Work instructions >>
List all lines of the data that include the string "Properties".

Records to process >>

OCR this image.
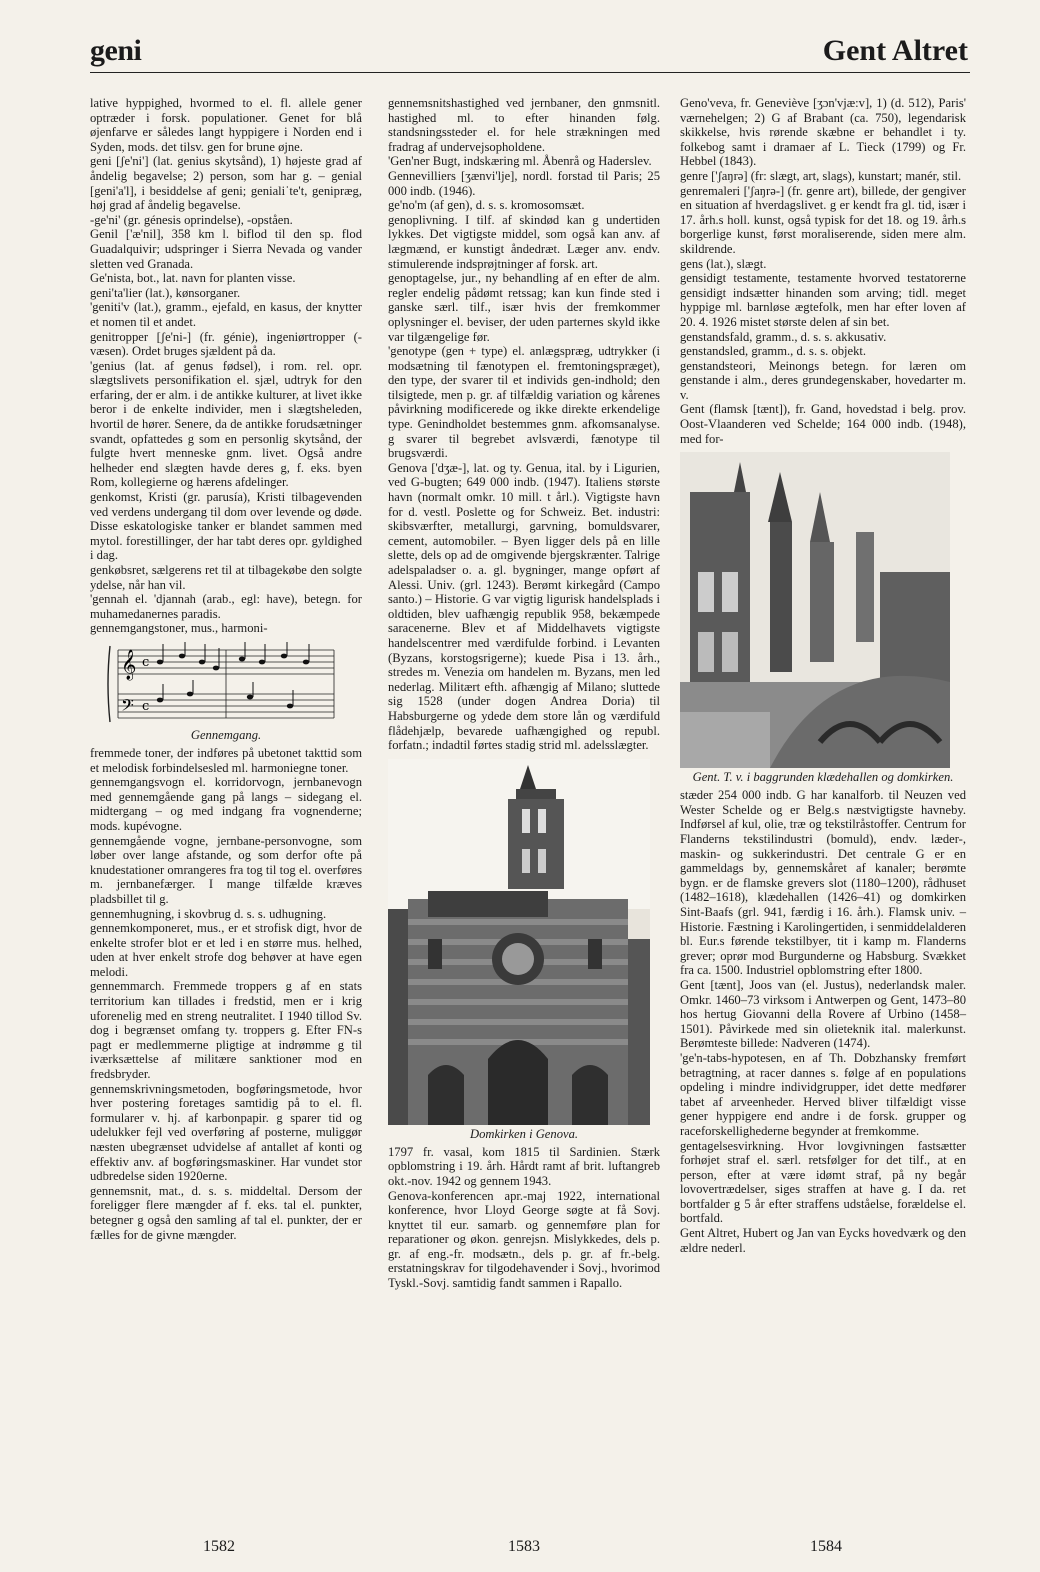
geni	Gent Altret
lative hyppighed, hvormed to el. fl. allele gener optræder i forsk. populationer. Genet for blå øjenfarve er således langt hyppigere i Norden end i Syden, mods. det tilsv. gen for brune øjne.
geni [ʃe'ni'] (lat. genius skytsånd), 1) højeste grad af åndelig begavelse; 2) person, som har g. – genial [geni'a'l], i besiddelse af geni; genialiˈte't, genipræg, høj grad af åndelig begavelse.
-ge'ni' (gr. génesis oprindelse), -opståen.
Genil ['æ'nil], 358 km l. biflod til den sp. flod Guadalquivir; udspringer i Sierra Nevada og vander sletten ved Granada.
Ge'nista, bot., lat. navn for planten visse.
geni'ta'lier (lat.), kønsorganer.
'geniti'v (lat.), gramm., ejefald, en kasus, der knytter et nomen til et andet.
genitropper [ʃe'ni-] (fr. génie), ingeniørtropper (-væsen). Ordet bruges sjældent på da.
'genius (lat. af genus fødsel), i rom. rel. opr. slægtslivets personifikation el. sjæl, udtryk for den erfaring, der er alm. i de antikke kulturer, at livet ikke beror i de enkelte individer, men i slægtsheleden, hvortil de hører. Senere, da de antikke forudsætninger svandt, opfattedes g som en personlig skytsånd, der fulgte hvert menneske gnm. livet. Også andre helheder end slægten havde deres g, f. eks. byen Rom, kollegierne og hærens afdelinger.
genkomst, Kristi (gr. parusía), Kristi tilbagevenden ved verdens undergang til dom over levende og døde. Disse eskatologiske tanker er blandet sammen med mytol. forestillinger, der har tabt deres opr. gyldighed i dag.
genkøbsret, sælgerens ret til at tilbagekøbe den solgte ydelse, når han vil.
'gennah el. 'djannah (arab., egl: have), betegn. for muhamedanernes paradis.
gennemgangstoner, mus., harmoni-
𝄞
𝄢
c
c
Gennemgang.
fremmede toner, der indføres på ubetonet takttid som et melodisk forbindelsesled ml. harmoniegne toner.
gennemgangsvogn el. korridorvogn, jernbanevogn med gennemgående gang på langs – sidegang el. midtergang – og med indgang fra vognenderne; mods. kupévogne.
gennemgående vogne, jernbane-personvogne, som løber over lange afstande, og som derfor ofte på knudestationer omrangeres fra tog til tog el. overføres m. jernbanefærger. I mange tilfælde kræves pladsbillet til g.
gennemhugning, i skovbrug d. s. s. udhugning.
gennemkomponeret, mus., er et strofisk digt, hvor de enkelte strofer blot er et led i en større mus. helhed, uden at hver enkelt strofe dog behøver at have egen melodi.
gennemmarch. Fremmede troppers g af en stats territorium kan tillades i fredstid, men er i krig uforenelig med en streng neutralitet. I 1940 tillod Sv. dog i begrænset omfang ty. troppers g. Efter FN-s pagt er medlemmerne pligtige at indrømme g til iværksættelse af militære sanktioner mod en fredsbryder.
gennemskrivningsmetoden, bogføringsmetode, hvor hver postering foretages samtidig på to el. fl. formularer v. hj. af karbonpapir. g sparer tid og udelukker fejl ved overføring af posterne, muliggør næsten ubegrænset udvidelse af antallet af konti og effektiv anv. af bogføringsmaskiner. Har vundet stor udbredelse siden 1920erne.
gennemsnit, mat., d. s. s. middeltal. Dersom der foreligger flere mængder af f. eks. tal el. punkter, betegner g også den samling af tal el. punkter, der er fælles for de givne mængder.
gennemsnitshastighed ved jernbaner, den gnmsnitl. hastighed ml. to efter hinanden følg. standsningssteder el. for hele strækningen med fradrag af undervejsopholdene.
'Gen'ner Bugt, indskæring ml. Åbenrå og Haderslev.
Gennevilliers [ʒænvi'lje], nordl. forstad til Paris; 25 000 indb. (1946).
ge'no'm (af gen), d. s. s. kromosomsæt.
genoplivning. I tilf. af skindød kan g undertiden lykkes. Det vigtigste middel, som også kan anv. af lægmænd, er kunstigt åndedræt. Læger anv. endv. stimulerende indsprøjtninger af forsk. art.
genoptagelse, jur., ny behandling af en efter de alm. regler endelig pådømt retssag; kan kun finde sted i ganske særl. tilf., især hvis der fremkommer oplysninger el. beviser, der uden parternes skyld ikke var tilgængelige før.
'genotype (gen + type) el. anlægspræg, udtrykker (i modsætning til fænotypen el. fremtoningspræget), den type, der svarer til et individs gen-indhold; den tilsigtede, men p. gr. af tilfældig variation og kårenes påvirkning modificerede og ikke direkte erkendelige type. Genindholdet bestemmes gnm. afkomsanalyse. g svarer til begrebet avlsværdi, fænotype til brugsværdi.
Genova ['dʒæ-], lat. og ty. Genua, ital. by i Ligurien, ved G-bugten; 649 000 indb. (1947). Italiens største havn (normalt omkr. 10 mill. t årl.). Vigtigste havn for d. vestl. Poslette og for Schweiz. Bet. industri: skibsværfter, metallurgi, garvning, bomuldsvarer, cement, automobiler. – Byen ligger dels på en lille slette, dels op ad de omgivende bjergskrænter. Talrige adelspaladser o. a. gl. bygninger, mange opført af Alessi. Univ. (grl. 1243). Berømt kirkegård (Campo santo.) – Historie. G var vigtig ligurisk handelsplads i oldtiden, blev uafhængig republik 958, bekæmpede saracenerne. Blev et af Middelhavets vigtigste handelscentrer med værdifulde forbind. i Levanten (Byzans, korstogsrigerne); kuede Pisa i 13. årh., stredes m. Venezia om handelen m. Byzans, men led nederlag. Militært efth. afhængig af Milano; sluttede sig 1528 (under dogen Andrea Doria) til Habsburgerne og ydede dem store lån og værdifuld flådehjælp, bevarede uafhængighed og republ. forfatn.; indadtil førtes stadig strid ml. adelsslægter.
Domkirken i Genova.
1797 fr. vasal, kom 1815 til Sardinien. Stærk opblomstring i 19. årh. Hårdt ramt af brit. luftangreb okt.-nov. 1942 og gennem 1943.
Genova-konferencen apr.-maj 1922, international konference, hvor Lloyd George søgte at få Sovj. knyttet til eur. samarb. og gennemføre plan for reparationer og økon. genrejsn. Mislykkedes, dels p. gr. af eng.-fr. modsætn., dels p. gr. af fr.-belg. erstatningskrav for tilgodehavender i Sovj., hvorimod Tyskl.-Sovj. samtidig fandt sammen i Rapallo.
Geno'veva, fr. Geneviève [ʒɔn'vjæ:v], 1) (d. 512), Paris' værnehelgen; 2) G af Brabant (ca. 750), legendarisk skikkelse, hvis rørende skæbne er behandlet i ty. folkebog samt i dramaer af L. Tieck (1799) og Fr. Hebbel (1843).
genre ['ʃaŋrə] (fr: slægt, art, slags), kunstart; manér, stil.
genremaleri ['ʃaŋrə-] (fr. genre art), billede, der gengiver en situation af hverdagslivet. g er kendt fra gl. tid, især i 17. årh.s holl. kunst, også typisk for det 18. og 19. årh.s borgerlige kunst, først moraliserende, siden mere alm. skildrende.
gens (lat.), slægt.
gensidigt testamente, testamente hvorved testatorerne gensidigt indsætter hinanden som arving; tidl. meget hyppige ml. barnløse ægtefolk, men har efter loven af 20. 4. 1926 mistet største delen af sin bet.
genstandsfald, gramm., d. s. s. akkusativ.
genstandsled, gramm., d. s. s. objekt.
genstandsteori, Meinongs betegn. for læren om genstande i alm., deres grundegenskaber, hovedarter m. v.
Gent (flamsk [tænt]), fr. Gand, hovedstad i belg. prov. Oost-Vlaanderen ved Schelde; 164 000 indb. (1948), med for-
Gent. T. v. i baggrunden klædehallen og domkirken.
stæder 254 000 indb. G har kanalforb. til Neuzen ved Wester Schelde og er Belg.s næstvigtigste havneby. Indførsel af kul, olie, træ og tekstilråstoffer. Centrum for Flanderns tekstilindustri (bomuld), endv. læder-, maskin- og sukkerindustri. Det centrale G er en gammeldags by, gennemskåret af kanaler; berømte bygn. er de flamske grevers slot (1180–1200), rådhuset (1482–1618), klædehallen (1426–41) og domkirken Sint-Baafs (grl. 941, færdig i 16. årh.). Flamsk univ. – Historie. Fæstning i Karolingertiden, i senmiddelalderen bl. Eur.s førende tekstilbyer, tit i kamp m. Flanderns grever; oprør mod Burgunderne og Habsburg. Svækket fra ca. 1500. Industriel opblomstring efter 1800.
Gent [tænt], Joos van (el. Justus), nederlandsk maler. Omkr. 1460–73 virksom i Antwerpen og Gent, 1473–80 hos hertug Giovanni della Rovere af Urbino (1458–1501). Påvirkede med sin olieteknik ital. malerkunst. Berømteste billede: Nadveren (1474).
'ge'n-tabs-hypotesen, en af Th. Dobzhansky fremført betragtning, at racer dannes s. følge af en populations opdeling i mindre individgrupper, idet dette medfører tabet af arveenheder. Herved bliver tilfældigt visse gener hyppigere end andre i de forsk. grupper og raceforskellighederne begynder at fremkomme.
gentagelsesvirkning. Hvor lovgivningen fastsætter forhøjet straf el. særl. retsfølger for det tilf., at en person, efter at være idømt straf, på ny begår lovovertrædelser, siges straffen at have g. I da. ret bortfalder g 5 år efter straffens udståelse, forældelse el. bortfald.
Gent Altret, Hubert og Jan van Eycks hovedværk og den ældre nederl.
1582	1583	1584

...

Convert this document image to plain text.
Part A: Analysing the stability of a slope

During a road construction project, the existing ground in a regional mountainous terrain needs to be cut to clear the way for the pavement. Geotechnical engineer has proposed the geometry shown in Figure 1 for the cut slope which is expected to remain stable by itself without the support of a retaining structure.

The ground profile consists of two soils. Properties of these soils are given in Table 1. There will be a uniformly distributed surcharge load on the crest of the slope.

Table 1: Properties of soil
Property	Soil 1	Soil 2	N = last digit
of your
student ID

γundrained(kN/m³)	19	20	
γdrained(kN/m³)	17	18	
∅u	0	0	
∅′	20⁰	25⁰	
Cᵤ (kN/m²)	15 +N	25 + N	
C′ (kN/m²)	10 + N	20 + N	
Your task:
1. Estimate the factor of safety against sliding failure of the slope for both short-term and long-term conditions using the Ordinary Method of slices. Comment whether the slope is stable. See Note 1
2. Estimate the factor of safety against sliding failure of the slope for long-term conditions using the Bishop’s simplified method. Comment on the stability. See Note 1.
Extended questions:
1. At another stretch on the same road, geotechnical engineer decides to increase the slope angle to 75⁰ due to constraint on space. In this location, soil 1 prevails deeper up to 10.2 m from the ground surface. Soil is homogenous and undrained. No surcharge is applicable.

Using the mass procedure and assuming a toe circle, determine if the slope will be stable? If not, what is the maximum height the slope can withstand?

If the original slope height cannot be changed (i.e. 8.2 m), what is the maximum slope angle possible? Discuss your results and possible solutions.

...

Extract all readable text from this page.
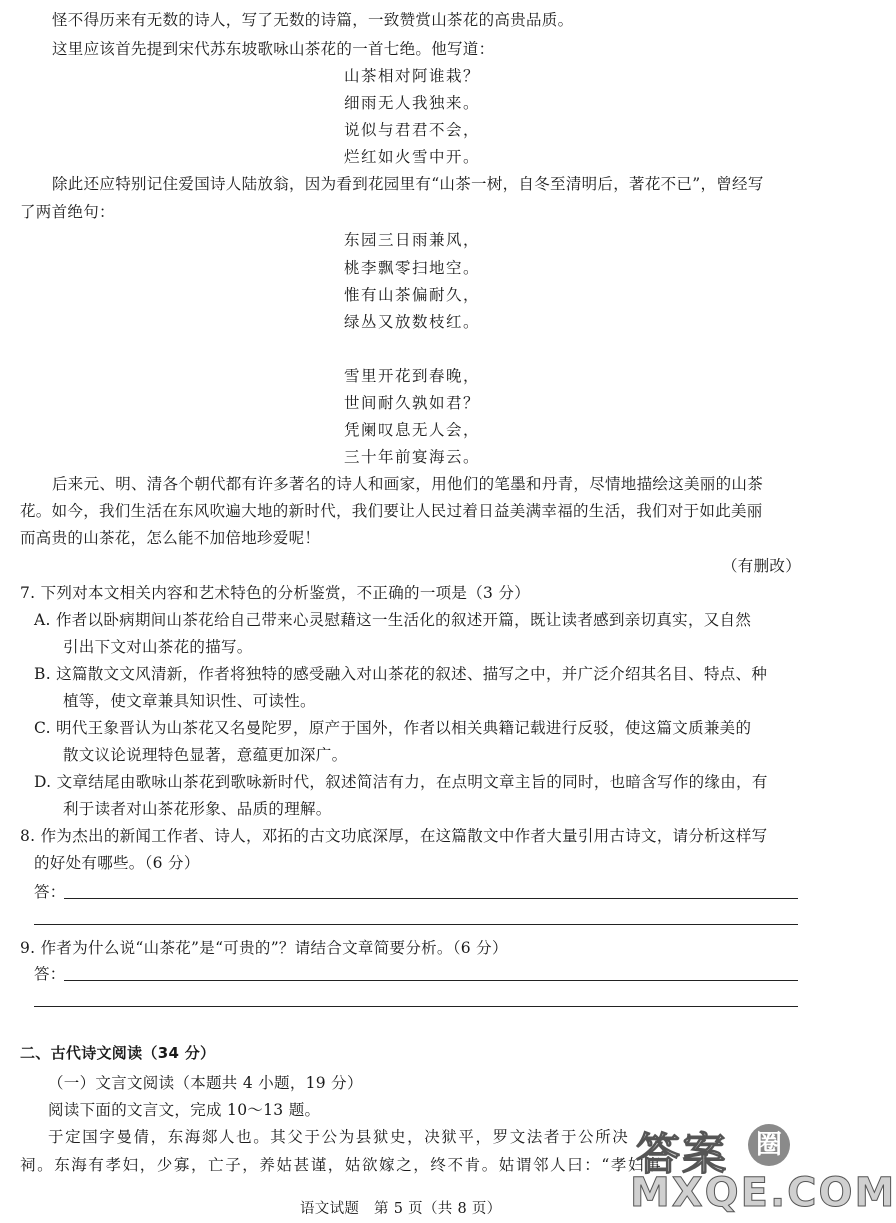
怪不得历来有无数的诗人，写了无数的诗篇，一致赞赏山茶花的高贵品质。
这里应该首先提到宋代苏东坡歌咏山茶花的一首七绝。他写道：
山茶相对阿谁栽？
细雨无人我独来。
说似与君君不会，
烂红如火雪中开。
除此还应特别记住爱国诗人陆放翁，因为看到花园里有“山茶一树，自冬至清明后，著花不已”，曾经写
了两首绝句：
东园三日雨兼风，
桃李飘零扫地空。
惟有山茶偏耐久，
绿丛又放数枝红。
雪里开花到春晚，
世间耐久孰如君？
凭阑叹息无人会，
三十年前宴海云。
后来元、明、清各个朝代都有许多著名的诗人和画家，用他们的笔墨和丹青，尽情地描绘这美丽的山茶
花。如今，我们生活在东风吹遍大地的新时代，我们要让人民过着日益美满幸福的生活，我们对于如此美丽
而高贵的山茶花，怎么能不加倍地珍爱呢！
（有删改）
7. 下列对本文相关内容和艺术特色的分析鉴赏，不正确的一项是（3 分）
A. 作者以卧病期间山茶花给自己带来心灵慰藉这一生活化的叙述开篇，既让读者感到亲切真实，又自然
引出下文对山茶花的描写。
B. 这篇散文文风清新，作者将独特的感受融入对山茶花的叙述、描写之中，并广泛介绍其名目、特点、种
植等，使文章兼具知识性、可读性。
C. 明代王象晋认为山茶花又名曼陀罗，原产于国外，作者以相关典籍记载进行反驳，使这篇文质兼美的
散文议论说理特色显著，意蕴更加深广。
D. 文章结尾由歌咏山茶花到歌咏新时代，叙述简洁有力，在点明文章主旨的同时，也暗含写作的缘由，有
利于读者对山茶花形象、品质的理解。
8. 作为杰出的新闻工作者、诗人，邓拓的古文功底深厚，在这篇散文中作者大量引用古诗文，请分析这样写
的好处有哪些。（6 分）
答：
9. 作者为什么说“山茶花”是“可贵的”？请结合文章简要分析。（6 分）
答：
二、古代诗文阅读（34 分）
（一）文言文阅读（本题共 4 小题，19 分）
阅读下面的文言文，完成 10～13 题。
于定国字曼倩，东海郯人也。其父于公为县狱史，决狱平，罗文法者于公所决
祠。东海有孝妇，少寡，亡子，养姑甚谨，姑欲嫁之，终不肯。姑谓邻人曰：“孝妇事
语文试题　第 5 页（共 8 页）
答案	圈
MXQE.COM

Full output >>
The ground profile consists of two soils. Properties of these soils are given in Table 1. There will be a uniformly distributed surcharge load on the crest of the slope.
Table 1: Properties of soil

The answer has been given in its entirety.